Records taken from a data source
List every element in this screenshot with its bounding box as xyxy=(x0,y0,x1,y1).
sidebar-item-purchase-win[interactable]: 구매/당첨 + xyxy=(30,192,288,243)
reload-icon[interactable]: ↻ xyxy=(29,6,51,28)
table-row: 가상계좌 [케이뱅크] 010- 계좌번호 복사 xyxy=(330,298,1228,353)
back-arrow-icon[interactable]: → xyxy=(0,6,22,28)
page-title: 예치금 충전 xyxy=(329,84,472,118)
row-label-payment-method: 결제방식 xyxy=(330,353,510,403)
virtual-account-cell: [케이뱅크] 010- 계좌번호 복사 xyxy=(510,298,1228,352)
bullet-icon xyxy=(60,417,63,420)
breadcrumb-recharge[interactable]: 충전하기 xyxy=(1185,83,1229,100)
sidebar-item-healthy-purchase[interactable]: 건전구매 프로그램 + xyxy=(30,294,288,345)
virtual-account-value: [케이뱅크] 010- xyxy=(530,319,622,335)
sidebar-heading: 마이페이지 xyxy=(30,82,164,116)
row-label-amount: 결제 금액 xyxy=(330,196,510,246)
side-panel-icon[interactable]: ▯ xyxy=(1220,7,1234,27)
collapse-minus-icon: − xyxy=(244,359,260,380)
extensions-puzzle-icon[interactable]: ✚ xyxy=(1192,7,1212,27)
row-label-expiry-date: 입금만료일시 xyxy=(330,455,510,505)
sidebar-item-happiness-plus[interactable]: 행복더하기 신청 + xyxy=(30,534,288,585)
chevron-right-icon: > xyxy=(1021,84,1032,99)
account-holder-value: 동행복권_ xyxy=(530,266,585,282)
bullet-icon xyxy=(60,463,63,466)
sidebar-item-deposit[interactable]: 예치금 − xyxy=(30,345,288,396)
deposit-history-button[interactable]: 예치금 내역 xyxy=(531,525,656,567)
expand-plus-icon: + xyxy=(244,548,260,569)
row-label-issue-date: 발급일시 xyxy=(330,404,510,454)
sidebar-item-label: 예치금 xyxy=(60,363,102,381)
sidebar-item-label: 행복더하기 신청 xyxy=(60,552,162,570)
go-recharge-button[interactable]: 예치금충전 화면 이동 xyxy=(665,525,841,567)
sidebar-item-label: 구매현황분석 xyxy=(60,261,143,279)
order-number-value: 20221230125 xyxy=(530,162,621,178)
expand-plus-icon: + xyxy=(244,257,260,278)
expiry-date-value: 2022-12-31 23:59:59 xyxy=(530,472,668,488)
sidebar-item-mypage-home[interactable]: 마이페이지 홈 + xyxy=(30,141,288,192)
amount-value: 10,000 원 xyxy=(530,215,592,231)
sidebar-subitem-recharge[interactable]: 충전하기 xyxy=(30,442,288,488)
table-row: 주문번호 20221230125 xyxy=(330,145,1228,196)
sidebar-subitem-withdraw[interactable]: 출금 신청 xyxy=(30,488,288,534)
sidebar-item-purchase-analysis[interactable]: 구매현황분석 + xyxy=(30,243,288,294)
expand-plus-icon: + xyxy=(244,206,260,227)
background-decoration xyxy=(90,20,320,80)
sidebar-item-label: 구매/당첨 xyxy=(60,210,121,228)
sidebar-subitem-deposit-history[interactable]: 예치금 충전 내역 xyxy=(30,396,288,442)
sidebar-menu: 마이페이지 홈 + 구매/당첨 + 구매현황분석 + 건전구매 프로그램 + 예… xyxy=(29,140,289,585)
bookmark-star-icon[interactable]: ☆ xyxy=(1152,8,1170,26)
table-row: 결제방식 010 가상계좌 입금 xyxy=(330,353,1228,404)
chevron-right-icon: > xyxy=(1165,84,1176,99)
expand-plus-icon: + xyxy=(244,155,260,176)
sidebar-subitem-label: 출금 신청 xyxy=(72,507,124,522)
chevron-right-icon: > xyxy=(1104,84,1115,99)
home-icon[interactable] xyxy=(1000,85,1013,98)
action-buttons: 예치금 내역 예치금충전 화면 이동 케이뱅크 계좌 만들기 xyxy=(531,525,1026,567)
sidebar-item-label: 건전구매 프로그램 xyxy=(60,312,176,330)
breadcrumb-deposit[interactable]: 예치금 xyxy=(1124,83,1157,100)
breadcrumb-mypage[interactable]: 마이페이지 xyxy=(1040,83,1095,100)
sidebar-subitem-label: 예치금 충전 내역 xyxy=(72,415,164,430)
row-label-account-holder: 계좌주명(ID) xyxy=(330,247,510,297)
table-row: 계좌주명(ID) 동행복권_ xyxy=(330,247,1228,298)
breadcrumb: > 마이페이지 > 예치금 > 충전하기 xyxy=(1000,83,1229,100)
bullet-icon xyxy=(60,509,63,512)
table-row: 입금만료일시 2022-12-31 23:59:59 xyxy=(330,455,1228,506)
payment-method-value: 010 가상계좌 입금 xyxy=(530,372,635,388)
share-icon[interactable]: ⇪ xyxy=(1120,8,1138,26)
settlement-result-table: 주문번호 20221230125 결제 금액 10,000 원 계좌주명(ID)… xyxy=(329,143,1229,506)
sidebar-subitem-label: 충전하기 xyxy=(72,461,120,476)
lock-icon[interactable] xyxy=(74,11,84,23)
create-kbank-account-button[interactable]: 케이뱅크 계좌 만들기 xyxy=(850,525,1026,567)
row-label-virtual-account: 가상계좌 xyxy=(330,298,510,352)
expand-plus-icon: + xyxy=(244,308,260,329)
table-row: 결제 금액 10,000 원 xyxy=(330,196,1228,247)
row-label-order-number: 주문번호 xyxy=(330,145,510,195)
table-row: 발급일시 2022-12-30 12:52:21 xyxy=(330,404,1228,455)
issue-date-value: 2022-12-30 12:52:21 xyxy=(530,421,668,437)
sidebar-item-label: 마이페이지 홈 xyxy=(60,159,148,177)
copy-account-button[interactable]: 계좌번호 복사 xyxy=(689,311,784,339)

Challenge
Which lines in the items above contain the string "amount"? List each of them in full.

Finished task
row-label-amount: 결제 금액 xyxy=(330,196,510,246)
amount-value: 10,000 원 xyxy=(530,215,592,231)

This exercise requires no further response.